-- Material for this task start --
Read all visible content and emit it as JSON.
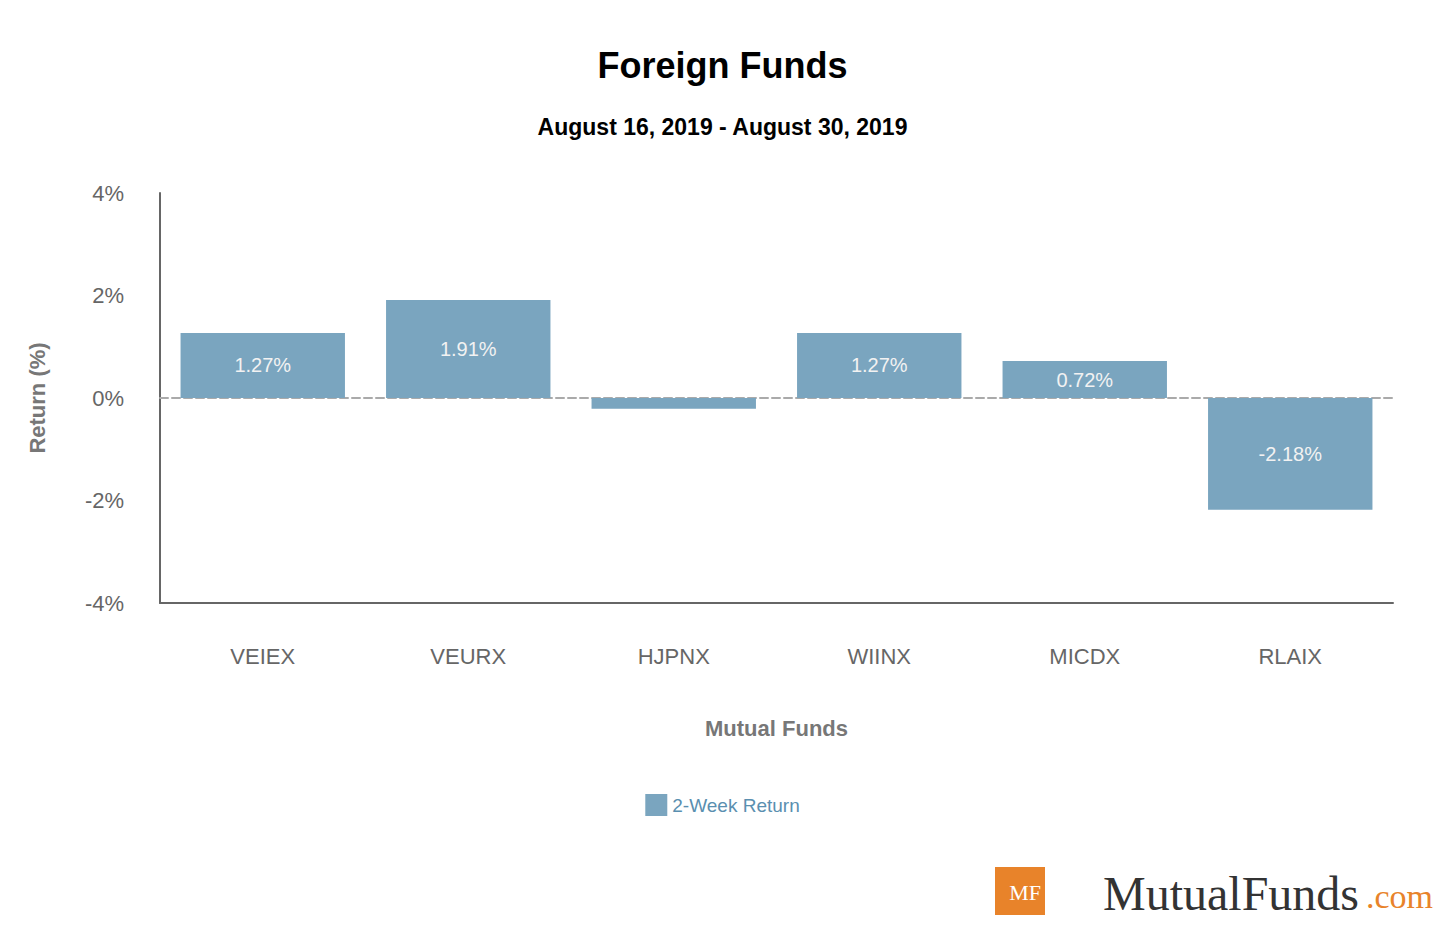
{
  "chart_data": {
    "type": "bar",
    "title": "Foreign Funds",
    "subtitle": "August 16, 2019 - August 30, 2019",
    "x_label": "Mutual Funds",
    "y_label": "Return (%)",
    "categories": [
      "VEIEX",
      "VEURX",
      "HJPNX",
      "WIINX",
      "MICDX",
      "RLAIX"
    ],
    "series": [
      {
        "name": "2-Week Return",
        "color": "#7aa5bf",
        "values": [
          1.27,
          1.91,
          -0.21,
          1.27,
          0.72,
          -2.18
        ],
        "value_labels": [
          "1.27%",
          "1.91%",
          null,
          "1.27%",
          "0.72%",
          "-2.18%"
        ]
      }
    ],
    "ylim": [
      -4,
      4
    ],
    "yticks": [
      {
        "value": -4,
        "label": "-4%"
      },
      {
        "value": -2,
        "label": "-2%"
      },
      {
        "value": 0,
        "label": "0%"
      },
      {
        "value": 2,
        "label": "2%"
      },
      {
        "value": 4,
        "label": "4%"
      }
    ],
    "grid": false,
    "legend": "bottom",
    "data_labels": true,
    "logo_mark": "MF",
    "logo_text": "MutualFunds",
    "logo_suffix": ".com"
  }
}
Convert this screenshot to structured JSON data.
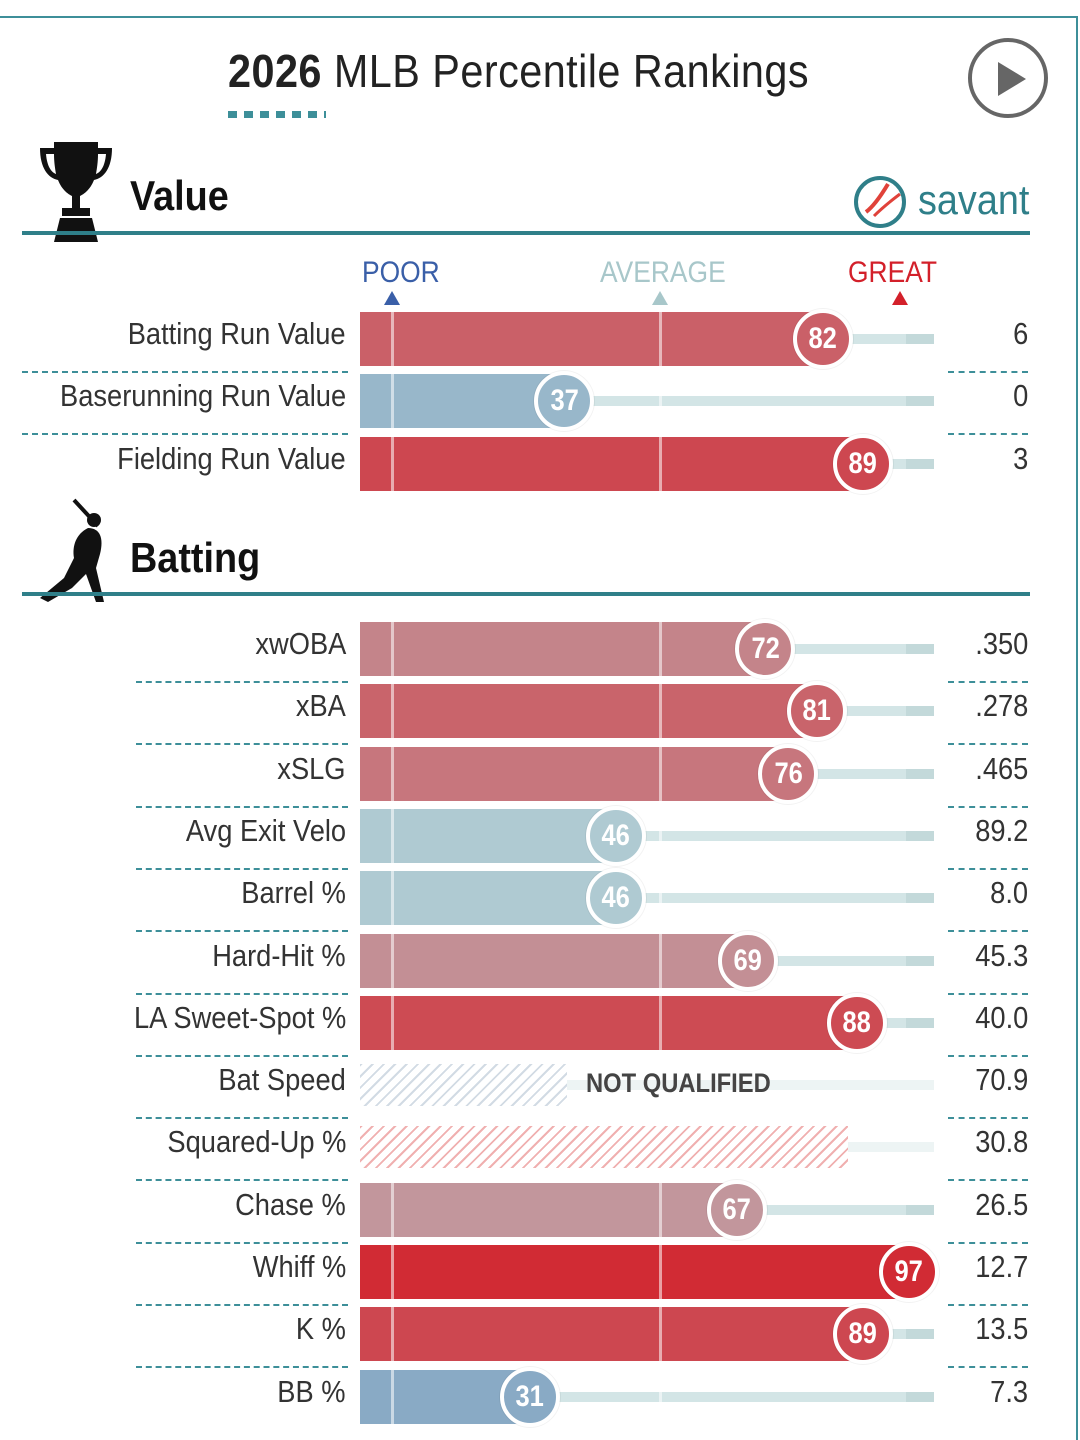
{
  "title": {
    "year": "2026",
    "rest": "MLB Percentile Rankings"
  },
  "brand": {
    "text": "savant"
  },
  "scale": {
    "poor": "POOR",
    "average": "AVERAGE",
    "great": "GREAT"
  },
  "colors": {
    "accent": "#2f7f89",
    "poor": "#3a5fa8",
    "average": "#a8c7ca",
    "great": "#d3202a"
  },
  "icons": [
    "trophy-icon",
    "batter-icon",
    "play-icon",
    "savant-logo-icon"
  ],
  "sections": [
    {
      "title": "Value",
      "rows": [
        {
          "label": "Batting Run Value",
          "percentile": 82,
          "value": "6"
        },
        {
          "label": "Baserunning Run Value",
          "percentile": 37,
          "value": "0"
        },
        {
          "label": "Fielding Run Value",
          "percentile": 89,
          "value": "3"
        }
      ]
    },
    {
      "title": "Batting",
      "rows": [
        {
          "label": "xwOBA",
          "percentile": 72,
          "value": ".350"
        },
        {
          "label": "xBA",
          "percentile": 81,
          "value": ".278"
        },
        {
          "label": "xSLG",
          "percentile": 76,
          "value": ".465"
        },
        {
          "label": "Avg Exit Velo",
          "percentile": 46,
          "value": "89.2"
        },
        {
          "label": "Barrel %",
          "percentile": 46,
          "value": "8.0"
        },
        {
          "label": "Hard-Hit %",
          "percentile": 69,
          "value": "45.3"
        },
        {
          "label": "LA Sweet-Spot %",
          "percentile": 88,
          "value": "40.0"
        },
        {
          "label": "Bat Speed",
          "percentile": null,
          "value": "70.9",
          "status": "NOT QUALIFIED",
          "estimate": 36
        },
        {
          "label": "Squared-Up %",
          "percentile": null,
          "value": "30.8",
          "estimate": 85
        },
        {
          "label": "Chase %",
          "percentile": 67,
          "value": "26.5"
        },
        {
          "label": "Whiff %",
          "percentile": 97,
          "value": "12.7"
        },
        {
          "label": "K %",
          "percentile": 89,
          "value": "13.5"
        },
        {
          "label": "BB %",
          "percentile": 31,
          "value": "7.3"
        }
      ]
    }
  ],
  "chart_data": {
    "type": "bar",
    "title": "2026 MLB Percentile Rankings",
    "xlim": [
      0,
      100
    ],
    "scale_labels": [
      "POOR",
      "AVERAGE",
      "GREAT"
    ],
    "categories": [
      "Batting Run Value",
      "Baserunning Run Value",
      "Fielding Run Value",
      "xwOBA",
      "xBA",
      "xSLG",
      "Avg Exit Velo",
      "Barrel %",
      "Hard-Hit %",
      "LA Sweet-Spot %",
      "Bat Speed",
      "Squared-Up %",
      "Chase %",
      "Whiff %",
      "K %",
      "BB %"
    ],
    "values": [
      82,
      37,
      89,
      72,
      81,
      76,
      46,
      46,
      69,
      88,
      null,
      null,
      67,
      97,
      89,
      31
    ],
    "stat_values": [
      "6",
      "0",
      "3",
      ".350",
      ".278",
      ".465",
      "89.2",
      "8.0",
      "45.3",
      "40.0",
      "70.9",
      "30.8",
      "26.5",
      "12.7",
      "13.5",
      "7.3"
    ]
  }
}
-- Material for this task end --
-- Material for this task start --
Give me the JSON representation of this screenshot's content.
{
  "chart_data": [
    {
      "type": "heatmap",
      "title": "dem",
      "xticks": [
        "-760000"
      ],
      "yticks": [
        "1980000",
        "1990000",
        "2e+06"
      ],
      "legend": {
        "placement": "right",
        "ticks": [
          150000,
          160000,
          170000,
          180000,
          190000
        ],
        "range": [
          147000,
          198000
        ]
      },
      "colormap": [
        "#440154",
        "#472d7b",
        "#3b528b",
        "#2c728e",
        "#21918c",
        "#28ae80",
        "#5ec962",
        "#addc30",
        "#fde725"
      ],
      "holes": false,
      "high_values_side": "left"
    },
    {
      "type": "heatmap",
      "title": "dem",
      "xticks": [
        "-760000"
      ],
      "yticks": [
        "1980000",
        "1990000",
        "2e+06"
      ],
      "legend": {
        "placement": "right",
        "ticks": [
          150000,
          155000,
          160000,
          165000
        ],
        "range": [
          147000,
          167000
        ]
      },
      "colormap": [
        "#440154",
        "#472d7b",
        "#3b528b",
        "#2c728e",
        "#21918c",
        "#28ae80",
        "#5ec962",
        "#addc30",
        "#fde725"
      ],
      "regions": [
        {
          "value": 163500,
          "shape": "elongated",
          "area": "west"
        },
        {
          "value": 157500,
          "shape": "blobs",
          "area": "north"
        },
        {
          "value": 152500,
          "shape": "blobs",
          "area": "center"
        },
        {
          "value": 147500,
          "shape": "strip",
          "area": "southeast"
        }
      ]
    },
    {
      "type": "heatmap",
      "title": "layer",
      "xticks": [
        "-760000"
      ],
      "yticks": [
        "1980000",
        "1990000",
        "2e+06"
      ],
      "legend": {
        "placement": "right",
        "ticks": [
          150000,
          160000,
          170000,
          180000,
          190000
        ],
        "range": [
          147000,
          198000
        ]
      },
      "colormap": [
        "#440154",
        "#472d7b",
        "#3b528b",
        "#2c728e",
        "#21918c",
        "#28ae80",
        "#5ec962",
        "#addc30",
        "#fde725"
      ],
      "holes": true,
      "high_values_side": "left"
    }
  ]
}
-- Material for this task end --
**Given problem**
Say, as a single number and nothing more, how many lines of the entries contain the word "content".

**Solution**
2